Extracted records
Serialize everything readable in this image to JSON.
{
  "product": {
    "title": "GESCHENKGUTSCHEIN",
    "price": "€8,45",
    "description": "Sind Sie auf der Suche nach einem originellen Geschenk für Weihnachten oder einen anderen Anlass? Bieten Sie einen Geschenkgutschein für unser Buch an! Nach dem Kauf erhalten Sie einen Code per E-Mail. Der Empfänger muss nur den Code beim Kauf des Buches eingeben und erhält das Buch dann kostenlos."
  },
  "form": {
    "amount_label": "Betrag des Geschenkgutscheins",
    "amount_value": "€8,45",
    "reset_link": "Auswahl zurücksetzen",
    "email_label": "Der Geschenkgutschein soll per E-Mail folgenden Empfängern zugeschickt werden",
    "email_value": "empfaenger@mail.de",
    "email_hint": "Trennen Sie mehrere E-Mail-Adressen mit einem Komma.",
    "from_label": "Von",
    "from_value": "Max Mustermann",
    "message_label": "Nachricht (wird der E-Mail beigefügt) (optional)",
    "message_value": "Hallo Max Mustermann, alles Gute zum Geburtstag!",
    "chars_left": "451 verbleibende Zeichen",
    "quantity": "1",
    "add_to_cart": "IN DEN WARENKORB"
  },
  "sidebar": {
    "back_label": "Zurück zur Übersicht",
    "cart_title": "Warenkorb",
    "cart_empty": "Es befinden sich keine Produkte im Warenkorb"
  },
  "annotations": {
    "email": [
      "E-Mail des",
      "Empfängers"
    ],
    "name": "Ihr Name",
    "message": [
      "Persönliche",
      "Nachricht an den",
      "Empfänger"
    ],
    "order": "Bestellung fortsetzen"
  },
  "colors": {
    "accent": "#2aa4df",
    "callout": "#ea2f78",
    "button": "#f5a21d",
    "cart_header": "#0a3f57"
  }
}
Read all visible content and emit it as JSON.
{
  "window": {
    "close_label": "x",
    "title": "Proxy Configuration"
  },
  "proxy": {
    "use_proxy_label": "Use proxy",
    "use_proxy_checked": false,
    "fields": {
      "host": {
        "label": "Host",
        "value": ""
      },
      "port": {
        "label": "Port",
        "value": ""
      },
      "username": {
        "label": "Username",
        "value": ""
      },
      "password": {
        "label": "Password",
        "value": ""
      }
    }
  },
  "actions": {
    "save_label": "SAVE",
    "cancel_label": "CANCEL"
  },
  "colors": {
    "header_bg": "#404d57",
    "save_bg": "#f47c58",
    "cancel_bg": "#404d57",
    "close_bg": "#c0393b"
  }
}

| Do this |
Copy out every line from the one containing "Read all visible content and emit it as JSON." to the end of the material, both ends included.

| Full solution |
Read all visible content and emit it as JSON.
{
  "window": {
    "close_label": "x",
    "title": "Proxy Configuration"
  },
  "proxy": {
    "use_proxy_label": "Use proxy",
    "use_proxy_checked": false,
    "fields": {
      "host": {
        "label": "Host",
        "value": ""
      },
      "port": {
        "label": "Port",
        "value": ""
      },
      "username": {
        "label": "Username",
        "value": ""
      },
      "password": {
        "label": "Password",
        "value": ""
      }
    }
  },
  "actions": {
    "save_label": "SAVE",
    "cancel_label": "CANCEL"
  },
  "colors": {
    "header_bg": "#404d57",
    "save_bg": "#f47c58",
    "cancel_bg": "#404d57",
    "close_bg": "#c0393b"
  }
}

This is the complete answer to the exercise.